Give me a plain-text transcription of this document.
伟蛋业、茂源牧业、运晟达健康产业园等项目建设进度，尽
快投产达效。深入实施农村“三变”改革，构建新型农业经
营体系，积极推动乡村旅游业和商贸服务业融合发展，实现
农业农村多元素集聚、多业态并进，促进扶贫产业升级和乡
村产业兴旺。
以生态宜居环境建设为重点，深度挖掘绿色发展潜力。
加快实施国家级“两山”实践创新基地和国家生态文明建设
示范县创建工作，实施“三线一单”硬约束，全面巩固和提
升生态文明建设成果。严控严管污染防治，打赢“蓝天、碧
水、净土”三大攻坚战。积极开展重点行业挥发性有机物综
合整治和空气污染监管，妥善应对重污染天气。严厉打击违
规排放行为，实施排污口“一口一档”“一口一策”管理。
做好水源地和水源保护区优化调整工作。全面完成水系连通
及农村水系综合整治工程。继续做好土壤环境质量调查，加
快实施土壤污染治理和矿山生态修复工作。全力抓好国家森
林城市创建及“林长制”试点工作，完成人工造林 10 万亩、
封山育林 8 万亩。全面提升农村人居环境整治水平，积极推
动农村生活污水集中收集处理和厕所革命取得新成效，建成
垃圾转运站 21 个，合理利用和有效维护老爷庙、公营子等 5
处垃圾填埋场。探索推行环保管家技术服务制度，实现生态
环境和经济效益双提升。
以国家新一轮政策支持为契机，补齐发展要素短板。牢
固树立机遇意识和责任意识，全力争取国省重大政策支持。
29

——

> _Stated goal_
Write out the whole listing again. Match it word for word.

> _Response to the exercise_
Give me a plain-text transcription of this document.
伟蛋业、茂源牧业、运晟达健康产业园等项目建设进度，尽
快投产达效。深入实施农村“三变”改革，构建新型农业经
营体系，积极推动乡村旅游业和商贸服务业融合发展，实现
农业农村多元素集聚、多业态并进，促进扶贫产业升级和乡
村产业兴旺。
以生态宜居环境建设为重点，深度挖掘绿色发展潜力。
加快实施国家级“两山”实践创新基地和国家生态文明建设
示范县创建工作，实施“三线一单”硬约束，全面巩固和提
升生态文明建设成果。严控严管污染防治，打赢“蓝天、碧
水、净土”三大攻坚战。积极开展重点行业挥发性有机物综
合整治和空气污染监管，妥善应对重污染天气。严厉打击违
规排放行为，实施排污口“一口一档”“一口一策”管理。
做好水源地和水源保护区优化调整工作。全面完成水系连通
及农村水系综合整治工程。继续做好土壤环境质量调查，加
快实施土壤污染治理和矿山生态修复工作。全力抓好国家森
林城市创建及“林长制”试点工作，完成人工造林 10 万亩、
封山育林 8 万亩。全面提升农村人居环境整治水平，积极推
动农村生活污水集中收集处理和厕所革命取得新成效，建成
垃圾转运站 21 个，合理利用和有效维护老爷庙、公营子等 5
处垃圾填埋场。探索推行环保管家技术服务制度，实现生态
环境和经济效益双提升。
以国家新一轮政策支持为契机，补齐发展要素短板。牢
固树立机遇意识和责任意识，全力争取国省重大政策支持。
29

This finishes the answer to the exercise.